**Collected data entries**
** Begin **
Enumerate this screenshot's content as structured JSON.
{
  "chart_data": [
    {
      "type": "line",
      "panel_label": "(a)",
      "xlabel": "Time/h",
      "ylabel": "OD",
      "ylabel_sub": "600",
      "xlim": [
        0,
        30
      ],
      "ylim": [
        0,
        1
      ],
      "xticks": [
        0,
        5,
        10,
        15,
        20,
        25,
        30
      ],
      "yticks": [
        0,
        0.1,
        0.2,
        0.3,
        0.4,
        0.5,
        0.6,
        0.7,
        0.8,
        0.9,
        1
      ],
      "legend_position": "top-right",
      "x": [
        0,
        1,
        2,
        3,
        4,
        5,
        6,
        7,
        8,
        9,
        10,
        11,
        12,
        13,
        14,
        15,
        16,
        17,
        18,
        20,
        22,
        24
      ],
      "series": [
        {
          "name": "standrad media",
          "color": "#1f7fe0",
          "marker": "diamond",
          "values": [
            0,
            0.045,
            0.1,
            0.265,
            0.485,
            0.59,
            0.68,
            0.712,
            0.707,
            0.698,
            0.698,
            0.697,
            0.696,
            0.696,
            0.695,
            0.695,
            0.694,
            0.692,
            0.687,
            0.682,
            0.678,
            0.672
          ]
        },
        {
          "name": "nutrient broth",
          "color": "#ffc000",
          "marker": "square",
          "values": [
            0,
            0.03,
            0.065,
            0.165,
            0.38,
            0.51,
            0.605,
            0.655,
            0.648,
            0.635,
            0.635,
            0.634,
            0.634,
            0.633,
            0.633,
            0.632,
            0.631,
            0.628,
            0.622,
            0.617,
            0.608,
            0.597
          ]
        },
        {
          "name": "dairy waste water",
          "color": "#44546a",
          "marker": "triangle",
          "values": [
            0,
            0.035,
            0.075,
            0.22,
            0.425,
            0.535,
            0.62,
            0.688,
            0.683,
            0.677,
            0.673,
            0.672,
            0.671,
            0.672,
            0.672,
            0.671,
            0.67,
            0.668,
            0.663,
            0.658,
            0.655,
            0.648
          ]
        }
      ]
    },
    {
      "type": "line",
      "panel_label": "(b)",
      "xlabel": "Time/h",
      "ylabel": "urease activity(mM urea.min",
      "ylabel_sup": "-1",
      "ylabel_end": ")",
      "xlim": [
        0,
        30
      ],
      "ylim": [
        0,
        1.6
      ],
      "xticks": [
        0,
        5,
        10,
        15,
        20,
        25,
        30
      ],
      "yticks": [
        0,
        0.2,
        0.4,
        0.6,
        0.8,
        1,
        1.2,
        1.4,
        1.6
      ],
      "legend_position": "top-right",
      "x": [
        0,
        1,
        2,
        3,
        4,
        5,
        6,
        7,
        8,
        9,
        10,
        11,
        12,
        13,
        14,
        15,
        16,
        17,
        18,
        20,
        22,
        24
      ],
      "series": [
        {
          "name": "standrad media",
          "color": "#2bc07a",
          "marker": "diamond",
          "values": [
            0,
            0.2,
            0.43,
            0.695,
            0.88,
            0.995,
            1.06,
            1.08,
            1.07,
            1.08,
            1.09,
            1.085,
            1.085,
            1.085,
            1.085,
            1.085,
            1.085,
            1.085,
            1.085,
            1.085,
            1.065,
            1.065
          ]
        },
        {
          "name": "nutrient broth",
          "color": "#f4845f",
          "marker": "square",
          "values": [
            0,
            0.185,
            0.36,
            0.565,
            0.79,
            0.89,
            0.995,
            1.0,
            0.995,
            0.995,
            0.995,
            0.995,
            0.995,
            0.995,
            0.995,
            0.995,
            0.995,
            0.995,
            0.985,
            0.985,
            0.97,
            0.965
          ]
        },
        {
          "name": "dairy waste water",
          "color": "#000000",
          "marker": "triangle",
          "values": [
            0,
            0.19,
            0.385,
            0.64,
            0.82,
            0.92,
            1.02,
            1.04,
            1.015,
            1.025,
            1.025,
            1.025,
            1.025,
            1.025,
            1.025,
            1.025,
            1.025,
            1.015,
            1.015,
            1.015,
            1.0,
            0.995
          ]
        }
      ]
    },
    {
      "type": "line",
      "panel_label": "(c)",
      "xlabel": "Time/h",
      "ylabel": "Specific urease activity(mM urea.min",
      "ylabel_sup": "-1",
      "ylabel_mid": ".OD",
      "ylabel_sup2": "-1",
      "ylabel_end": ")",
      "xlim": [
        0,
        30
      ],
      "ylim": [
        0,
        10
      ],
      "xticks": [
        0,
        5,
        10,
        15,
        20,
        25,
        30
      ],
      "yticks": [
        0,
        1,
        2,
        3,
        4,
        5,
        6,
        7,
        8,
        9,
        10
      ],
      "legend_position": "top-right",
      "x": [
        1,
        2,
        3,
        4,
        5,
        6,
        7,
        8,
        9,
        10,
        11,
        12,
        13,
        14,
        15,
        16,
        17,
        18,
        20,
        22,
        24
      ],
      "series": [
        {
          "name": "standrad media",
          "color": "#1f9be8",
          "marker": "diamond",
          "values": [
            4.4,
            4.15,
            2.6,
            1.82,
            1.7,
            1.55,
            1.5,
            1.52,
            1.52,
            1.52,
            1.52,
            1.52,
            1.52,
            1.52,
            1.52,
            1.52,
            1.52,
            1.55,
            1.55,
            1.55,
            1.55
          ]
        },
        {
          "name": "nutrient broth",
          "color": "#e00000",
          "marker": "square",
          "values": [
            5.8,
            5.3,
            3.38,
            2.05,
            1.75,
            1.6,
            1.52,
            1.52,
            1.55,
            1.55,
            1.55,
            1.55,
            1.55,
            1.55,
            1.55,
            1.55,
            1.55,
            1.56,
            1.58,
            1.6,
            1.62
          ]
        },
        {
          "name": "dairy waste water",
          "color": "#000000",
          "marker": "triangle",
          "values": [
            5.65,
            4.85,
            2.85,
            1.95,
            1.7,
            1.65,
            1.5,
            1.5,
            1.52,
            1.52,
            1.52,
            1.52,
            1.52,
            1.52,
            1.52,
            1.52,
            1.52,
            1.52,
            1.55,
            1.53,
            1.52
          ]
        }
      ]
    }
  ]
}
** End **
**Task objective**
Search the listing above for the string "activity". Copy every line that contains it.

**Response**
      "ylabel": "urease activity(mM urea.min",
      "ylabel": "Specific urease activity(mM urea.min",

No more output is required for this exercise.